[Begin DATASET EXTRACT]
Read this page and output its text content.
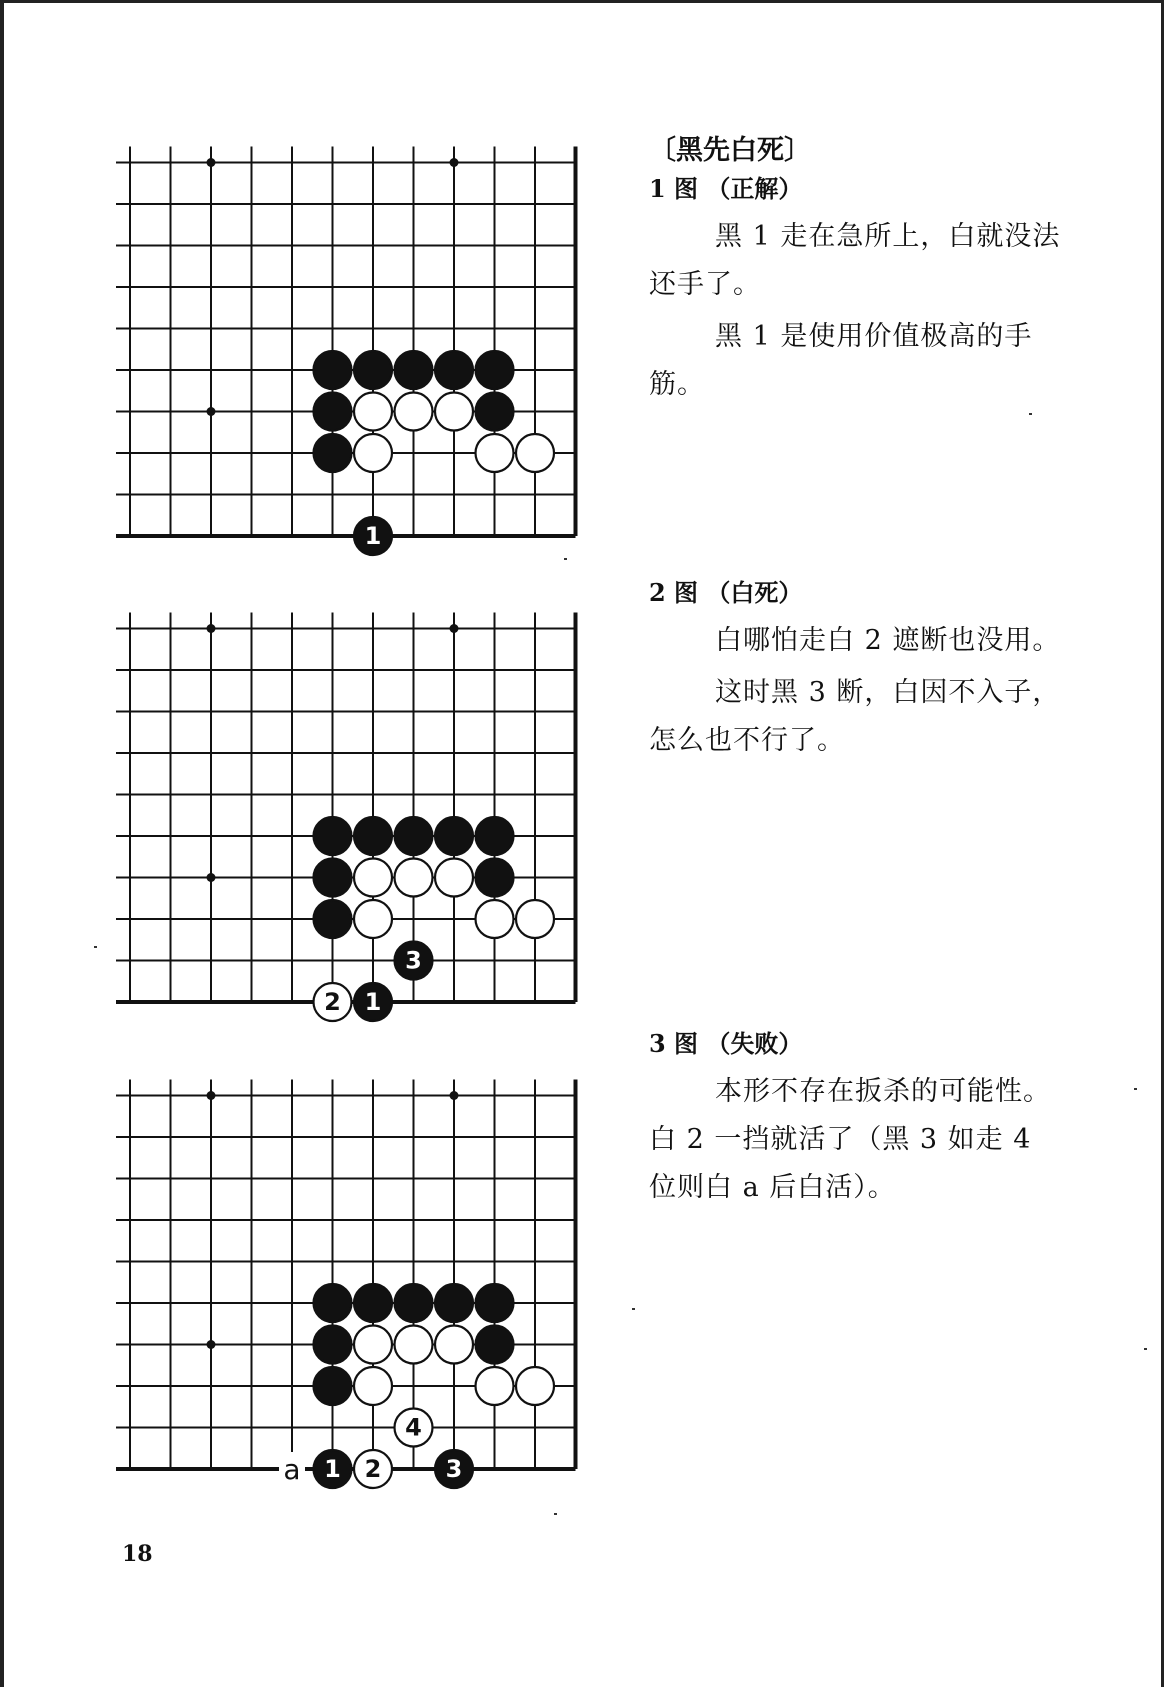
1
2 1
3
1 2	3
4
a

〔黑先白死〕

1 图 （正解）

黑 1 走在急所上，白就没法还手了。

黑 1 是使用价值极高的手筋。

2 图 （白死）

白哪怕走白 2 遮断也没用。

这时黑 3 断，白因不入子，怎么也不行了。

3 图 （失败）

本形不存在扳杀的可能性。白 2 一挡就活了（黑 3 如走 4 位则白 a 后白活）。

18
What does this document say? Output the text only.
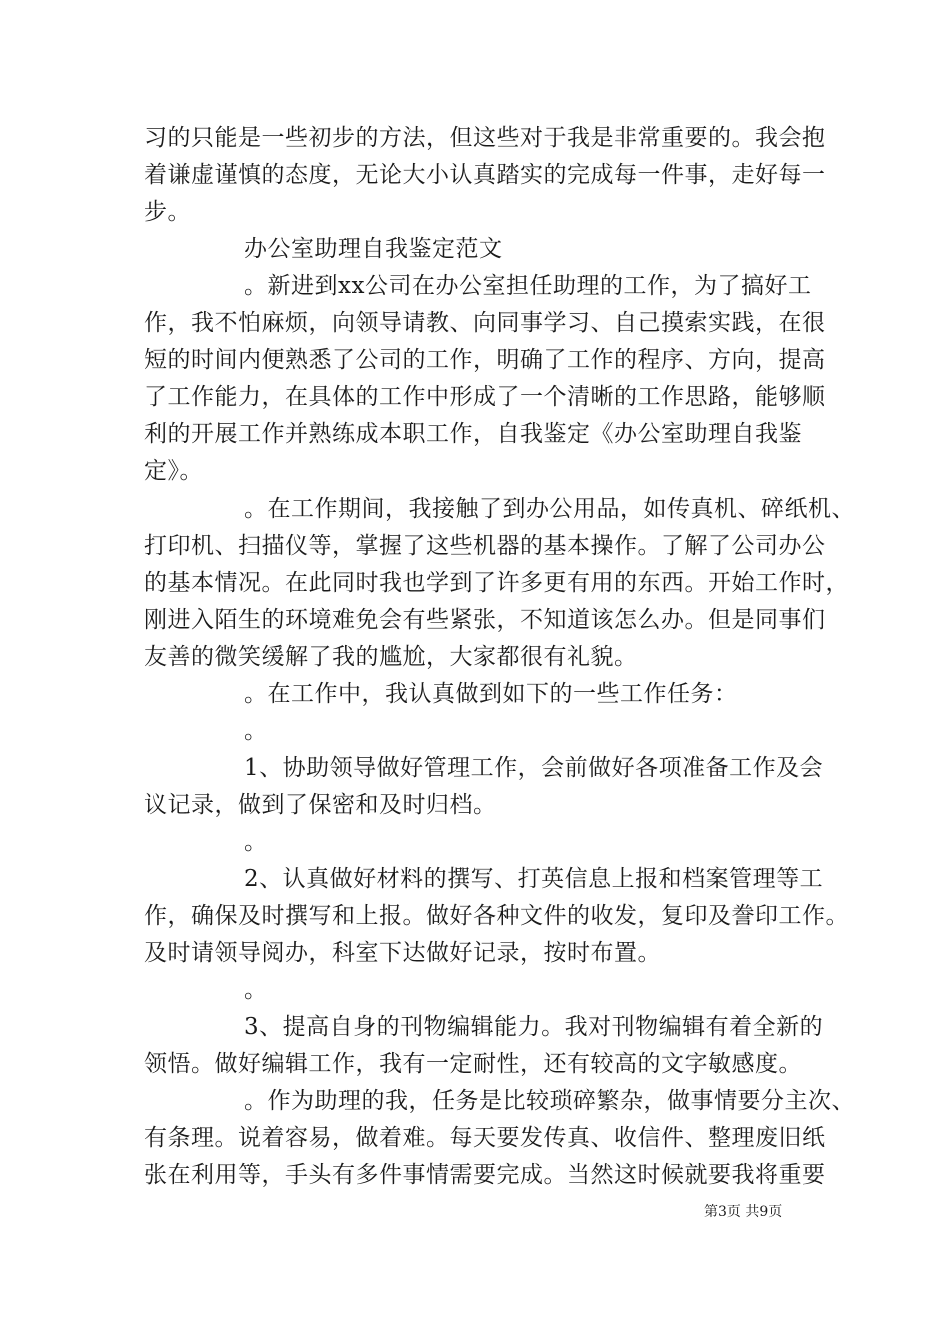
习的只能是一些初步的方法，但这些对于我是非常重要的。我会抱
着谦虚谨慎的态度，无论大小认真踏实的完成每一件事，走好每一
步。
办公室助理自我鉴定范文
。新进到xx公司在办公室担任助理的工作，为了搞好工
作，我不怕麻烦，向领导请教、向同事学习、自己摸索实践，在很
短的时间内便熟悉了公司的工作，明确了工作的程序、方向，提高
了工作能力，在具体的工作中形成了一个清晰的工作思路，能够顺
利的开展工作并熟练成本职工作，自我鉴定《办公室助理自我鉴
定》。
。在工作期间，我接触了到办公用品，如传真机、碎纸机、
打印机、扫描仪等，掌握了这些机器的基本操作。了解了公司办公
的基本情况。在此同时我也学到了许多更有用的东西。开始工作时，
刚进入陌生的环境难免会有些紧张，不知道该怎么办。但是同事们
友善的微笑缓解了我的尴尬，大家都很有礼貌。
。在工作中，我认真做到如下的一些工作任务：
。
1、协助领导做好管理工作，会前做好各项准备工作及会
议记录，做到了保密和及时归档。
。
2、认真做好材料的撰写、打英信息上报和档案管理等工
作，确保及时撰写和上报。做好各种文件的收发，复印及誊印工作。
及时请领导阅办，科室下达做好记录，按时布置。
。
3、提高自身的刊物编辑能力。我对刊物编辑有着全新的
领悟。做好编辑工作，我有一定耐性，还有较高的文字敏感度。
。作为助理的我，任务是比较琐碎繁杂，做事情要分主次、
有条理。说着容易，做着难。每天要发传真、收信件、整理废旧纸
张在利用等，手头有多件事情需要完成。当然这时候就要我将重要
第3页 共9页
[End DATASET EXTRACT]
STATED EXERCISE
Which lines in the data above contain "text"? Show each one.

COMPLETE RESPONSE
Read this page and output its text content.
What does this document say? Output the text only.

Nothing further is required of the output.